[START OF Listing]

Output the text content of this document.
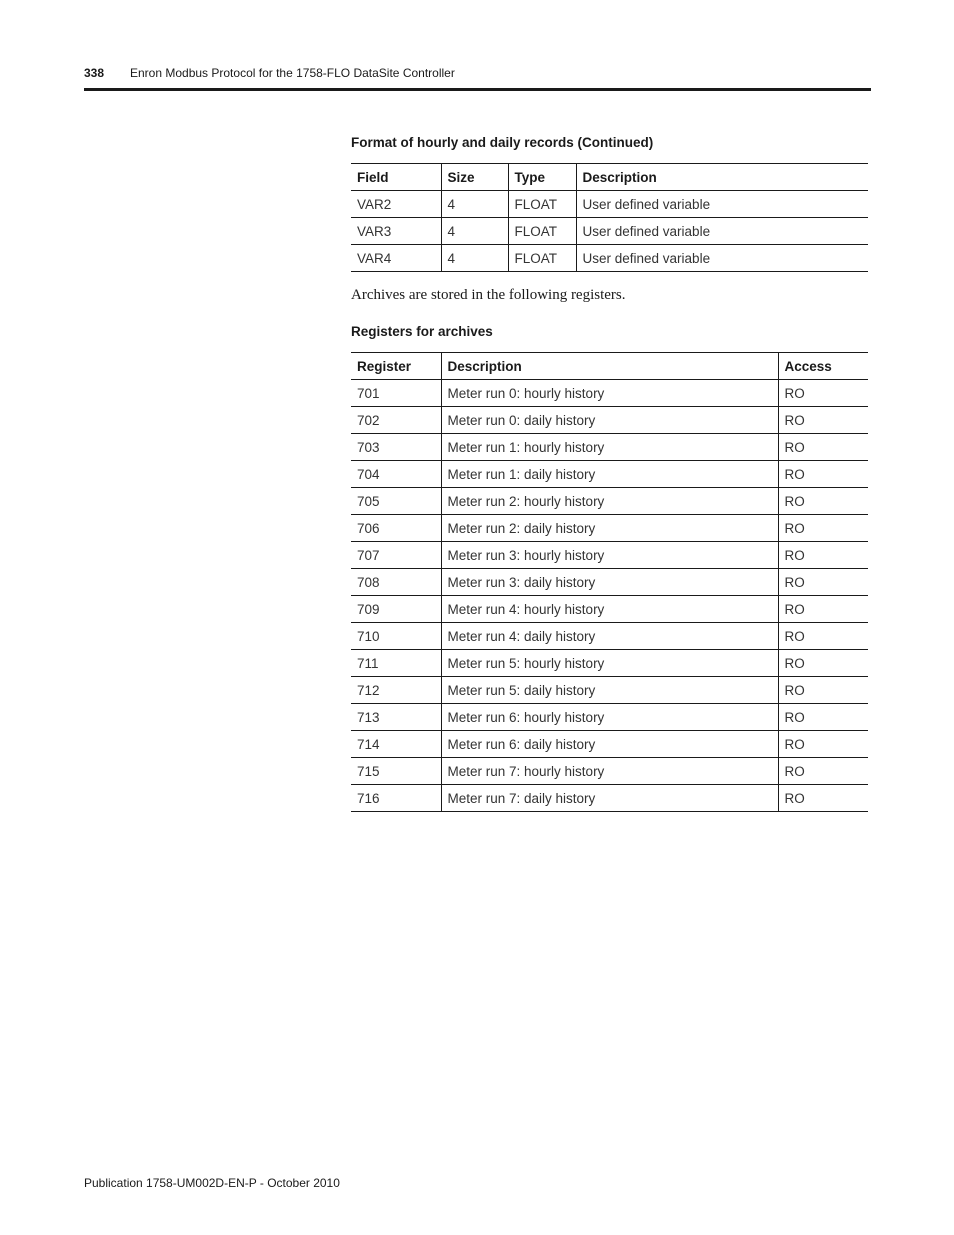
338 Enron Modbus Protocol for the 1758-FLO DataSite Controller
Format of hourly and daily records (Continued)
Field	Size	Type	Description
VAR2	4	FLOAT	User defined variable
VAR3	4	FLOAT	User defined variable
VAR4	4	FLOAT	User defined variable
Archives are stored in the following registers.
Registers for archives
Register	Description	Access
701	Meter run 0: hourly history	RO
702	Meter run 0: daily history	RO
703	Meter run 1: hourly history	RO
704	Meter run 1: daily history	RO
705	Meter run 2: hourly history	RO
706	Meter run 2: daily history	RO
707	Meter run 3: hourly history	RO
708	Meter run 3: daily history	RO
709	Meter run 4: hourly history	RO
710	Meter run 4: daily history	RO
711	Meter run 5: hourly history	RO
712	Meter run 5: daily history	RO
713	Meter run 6: hourly history	RO
714	Meter run 6: daily history	RO
715	Meter run 7: hourly history	RO
716	Meter run 7: daily history	RO
Publication 1758-UM002D-EN-P - October 2010
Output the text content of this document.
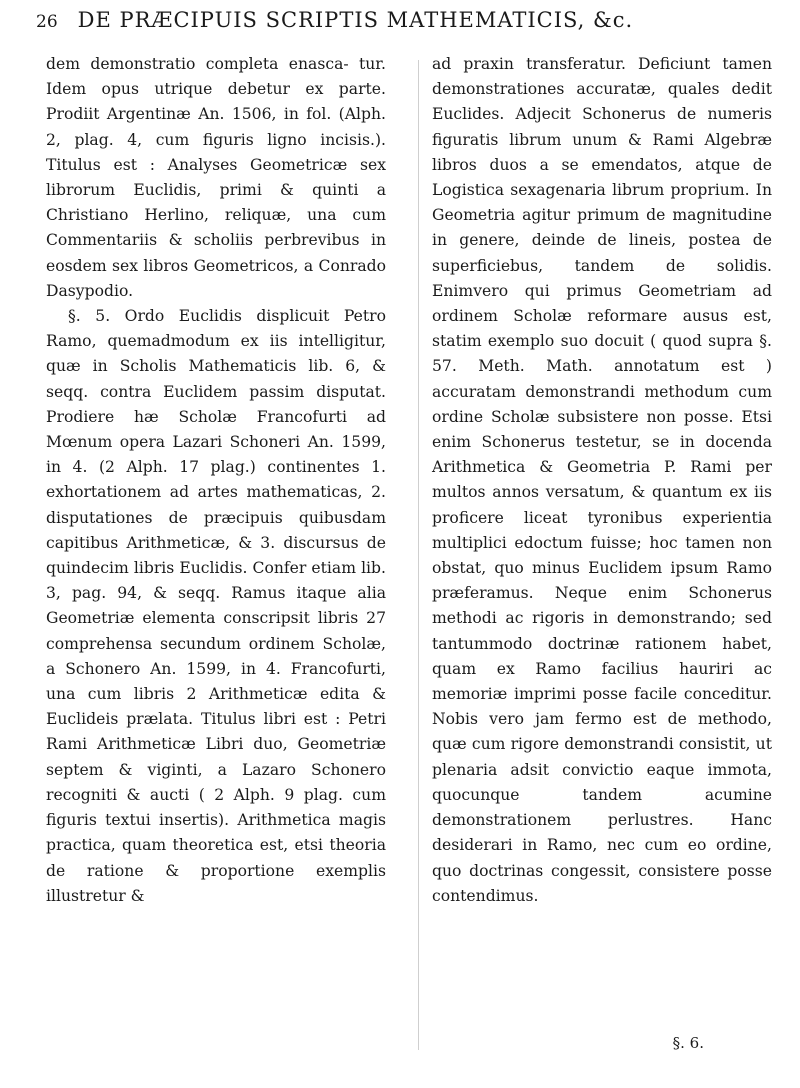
26 DE PRÆCIPUIS SCRIPTIS MATHEMATICIS, &c.

dem demonstratio completa enasca- tur. Idem opus utrique debetur ex parte. Prodiit Argentinæ An. 1506, in fol. (Alph. 2, plag. 4, cum figuris ligno incisis.). Titulus est : Analyses Geometricæ sex librorum Euclidis, primi & quinti a Christiano Herlino, reliquæ, una cum Commentariis & scholiis perbrevibus in eosdem sex libros Geometricos, a Conrado Dasypodio.

§. 5. Ordo Euclidis displicuit Petro Ramo, quemadmodum ex iis intelligitur, quæ in Scholis Mathematicis lib. 6, & seqq. contra Euclidem passim disputat. Prodiere hæ Scholæ Francofurti ad Mœnum opera Lazari Schoneri An. 1599, in 4. (2 Alph. 17 plag.) continentes 1. exhortationem ad artes mathematicas, 2. disputationes de præcipuis quibusdam capitibus Arithmeticæ, & 3. discursus de quindecim libris Euclidis. Confer etiam lib. 3, pag. 94, & seqq. Ramus itaque alia Geometriæ elementa conscripsit libris 27 comprehensa secundum ordinem Scholæ, a Schonero An. 1599, in 4. Francofurti, una cum libris 2 Arithmeticæ edita & Euclideis prælata. Titulus libri est : Petri Rami Arithmeticæ Libri duo, Geometriæ septem & viginti, a Lazaro Schonero recogniti & aucti ( 2 Alph. 9 plag. cum figuris textui insertis). Arithmetica magis practica, quam theoretica est, etsi theoria de ratione & proportione exemplis illustretur &

ad praxin transferatur. Deficiunt tamen demonstrationes accuratæ, quales dedit Euclides. Adjecit Schonerus de numeris figuratis librum unum & Rami Algebræ libros duos a se emendatos, atque de Logistica sexagenaria librum proprium. In Geometria agitur primum de magnitudine in genere, deinde de lineis, postea de superficiebus, tandem de solidis. Enimvero qui primus Geometriam ad ordinem Scholæ reformare ausus est, statim exemplo suo docuit ( quod supra §. 57. Meth. Math. annotatum est ) accuratam demonstrandi methodum cum ordine Scholæ subsistere non posse. Etsi enim Schonerus testetur, se in docenda Arithmetica & Geometria P. Rami per multos annos versatum, & quantum ex iis proficere liceat tyronibus experientia multiplici edoctum fuisse; hoc tamen non obstat, quo minus Euclidem ipsum Ramo præferamus. Neque enim Schonerus methodi ac rigoris in demonstrando; sed tantummodo doctrinæ rationem habet, quam ex Ramo facilius hauriri ac memoriæ imprimi posse facile conceditur. Nobis vero jam fermo est de methodo, quæ cum rigore demonstrandi consistit, ut plenaria adsit convictio eaque immota, quocunque tandem acumine demonstrationem perlustres. Hanc desiderari in Ramo, nec cum eo ordine, quo doctrinas congessit, consistere posse contendimus.

§. 6.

[END OF Listing]

* _Short problem_
Collect each line of the entries that has the word "daily", copying it in full.

* _Answer for this exercise_
Format of hourly and daily records (Continued)
702	Meter run 0: daily history	RO
704	Meter run 1: daily history	RO
706	Meter run 2: daily history	RO
708	Meter run 3: daily history	RO
710	Meter run 4: daily history	RO
712	Meter run 5: daily history	RO
714	Meter run 6: daily history	RO
716	Meter run 7: daily history	RO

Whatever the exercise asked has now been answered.